**Exercise description**
Pictures stay out of the copy; set down each line of the listing below exactly.

Records excerpted from a collection

— start —

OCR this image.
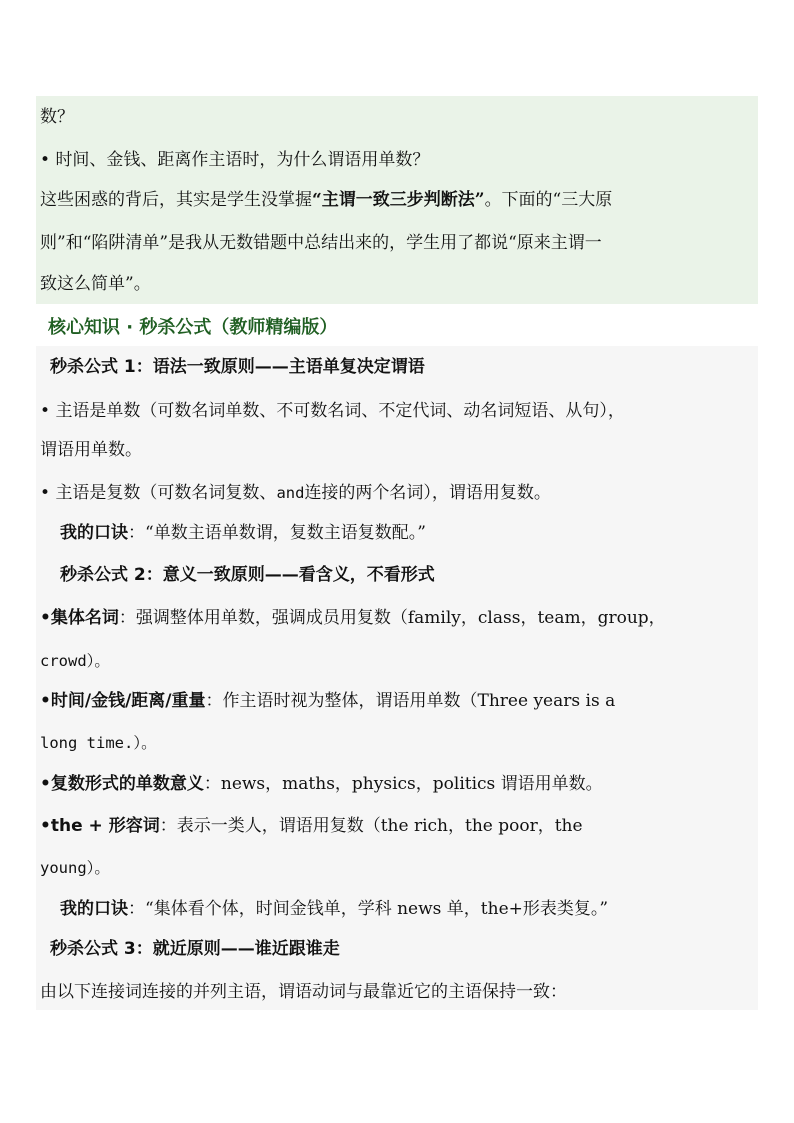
数？
• 时间、金钱、距离作主语时，为什么谓语用单数？
这些困惑的背后，其实是学生没掌握“主谓一致三步判断法”。下面的“三大原
则”和“陷阱清单”是我从无数错题中总结出来的，学生用了都说“原来主谓一
致这么简单”。
核心知识 · 秒杀公式（教师精编版）
秒杀公式 1：语法一致原则——主语单复决定谓语
• 主语是单数（可数名词单数、不可数名词、不定代词、动名词短语、从句），
谓语用单数。
• 主语是复数（可数名词复数、and连接的两个名词），谓语用复数。
我的口诀：“单数主语单数谓，复数主语复数配。”
秒杀公式 2：意义一致原则——看含义，不看形式
•集体名词：强调整体用单数，强调成员用复数（family，class，team，group，
crowd）。
•时间/金钱/距离/重量：作主语时视为整体，谓语用单数（Three years is a
long time.）。
•复数形式的单数意义：news，maths，physics，politics 谓语用单数。
•the + 形容词：表示一类人，谓语用复数（the rich，the poor，the
young）。
我的口诀：“集体看个体，时间金钱单，学科 news 单，the+形表类复。”
秒杀公式 3：就近原则——谁近跟谁走
由以下连接词连接的并列主语，谓语动词与最靠近它的主语保持一致：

— end —

**Reply**
OCR this image.
数？
• 时间、金钱、距离作主语时，为什么谓语用单数？
这些困惑的背后，其实是学生没掌握“主谓一致三步判断法”。下面的“三大原
则”和“陷阱清单”是我从无数错题中总结出来的，学生用了都说“原来主谓一
致这么简单”。
核心知识 · 秒杀公式（教师精编版）
秒杀公式 1：语法一致原则——主语单复决定谓语
• 主语是单数（可数名词单数、不可数名词、不定代词、动名词短语、从句），
谓语用单数。
• 主语是复数（可数名词复数、and连接的两个名词），谓语用复数。
我的口诀：“单数主语单数谓，复数主语复数配。”
秒杀公式 2：意义一致原则——看含义，不看形式
•集体名词：强调整体用单数，强调成员用复数（family，class，team，group，
crowd）。
•时间/金钱/距离/重量：作主语时视为整体，谓语用单数（Three years is a
long time.）。
•复数形式的单数意义：news，maths，physics，politics 谓语用单数。
•the + 形容词：表示一类人，谓语用复数（the rich，the poor，the
young）。
我的口诀：“集体看个体，时间金钱单，学科 news 单，the+形表类复。”
秒杀公式 3：就近原则——谁近跟谁走
由以下连接词连接的并列主语，谓语动词与最靠近它的主语保持一致：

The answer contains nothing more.